Within the listing below, locate all lines containing the word "Avenue". Copy each one.

** start Raw data **

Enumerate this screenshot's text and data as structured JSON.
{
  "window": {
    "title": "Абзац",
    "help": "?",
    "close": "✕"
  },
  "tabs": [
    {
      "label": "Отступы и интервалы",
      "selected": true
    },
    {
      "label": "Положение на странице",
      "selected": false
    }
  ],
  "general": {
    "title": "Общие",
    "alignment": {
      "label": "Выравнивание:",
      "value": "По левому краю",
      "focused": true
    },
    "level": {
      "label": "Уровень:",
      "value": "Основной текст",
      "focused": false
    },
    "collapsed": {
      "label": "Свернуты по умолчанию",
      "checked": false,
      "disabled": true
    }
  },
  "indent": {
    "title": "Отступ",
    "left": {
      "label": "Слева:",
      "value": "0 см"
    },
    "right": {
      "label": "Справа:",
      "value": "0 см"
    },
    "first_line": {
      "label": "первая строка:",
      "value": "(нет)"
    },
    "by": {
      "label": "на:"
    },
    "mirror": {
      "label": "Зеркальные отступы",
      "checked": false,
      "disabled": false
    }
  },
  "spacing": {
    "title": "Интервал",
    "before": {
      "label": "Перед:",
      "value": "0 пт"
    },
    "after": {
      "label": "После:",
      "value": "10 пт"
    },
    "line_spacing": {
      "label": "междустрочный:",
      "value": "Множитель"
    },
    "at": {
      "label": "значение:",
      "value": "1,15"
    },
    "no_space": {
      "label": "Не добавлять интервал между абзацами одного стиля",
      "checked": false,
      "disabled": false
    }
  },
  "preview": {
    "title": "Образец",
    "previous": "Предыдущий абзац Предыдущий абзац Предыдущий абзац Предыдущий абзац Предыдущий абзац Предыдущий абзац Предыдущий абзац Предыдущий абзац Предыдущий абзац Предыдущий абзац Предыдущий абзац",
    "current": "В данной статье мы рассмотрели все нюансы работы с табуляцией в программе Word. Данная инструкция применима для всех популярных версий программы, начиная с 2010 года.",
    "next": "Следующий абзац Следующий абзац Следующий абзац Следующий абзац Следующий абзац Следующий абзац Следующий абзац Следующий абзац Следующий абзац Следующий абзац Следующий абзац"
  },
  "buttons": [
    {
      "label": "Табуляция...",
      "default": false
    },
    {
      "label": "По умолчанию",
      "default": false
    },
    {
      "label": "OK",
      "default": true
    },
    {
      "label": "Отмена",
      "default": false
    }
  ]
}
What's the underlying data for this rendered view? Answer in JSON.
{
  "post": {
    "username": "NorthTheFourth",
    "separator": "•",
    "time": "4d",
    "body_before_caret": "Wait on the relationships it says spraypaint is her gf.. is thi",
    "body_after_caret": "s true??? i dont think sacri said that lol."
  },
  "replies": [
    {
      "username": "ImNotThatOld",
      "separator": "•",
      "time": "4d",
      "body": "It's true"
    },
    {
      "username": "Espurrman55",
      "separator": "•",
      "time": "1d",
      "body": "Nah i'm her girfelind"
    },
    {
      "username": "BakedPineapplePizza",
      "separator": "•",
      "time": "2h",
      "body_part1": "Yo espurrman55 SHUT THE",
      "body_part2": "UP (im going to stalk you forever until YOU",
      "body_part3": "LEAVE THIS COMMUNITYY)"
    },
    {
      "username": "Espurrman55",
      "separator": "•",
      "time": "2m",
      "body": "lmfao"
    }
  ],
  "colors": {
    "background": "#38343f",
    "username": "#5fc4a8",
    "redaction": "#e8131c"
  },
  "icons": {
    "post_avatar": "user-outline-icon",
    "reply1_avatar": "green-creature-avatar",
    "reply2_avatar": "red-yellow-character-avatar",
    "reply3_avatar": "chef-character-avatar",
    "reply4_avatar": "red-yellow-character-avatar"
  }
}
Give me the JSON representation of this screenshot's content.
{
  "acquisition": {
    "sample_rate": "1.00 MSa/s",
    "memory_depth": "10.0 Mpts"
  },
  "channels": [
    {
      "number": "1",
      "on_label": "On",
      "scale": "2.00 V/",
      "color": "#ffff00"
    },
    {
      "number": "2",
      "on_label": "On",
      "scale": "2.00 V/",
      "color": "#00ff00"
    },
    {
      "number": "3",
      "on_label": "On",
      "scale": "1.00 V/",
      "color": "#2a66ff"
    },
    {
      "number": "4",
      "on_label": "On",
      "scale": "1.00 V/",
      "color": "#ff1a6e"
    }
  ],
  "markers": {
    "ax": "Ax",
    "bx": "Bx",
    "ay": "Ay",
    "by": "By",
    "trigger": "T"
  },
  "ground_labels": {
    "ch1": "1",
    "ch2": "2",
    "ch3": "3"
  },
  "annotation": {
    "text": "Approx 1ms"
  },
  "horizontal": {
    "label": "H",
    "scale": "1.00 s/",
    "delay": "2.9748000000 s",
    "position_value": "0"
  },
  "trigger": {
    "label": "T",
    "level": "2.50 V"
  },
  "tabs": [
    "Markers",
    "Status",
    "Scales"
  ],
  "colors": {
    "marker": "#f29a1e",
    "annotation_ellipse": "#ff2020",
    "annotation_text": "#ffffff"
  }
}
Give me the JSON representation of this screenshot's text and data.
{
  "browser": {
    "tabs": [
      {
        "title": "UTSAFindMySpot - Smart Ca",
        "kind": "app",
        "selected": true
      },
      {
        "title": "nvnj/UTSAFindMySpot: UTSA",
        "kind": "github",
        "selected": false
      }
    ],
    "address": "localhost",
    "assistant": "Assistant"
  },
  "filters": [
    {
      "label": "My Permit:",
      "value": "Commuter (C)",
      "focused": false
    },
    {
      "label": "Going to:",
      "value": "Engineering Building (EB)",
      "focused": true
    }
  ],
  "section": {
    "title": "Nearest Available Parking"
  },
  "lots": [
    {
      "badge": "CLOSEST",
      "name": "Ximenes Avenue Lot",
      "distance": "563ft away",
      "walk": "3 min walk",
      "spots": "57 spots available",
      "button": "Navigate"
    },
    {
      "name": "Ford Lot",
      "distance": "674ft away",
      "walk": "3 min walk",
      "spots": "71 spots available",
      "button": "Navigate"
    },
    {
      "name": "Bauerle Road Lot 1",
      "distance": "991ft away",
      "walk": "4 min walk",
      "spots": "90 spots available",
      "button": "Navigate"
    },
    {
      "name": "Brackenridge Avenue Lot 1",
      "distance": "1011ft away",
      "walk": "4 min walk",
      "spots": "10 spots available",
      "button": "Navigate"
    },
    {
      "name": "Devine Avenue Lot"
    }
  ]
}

** end Raw data **

### Output for this exercise
      "name": "Ximenes Avenue Lot",
      "name": "Brackenridge Avenue Lot 1",
      "name": "Devine Avenue Lot"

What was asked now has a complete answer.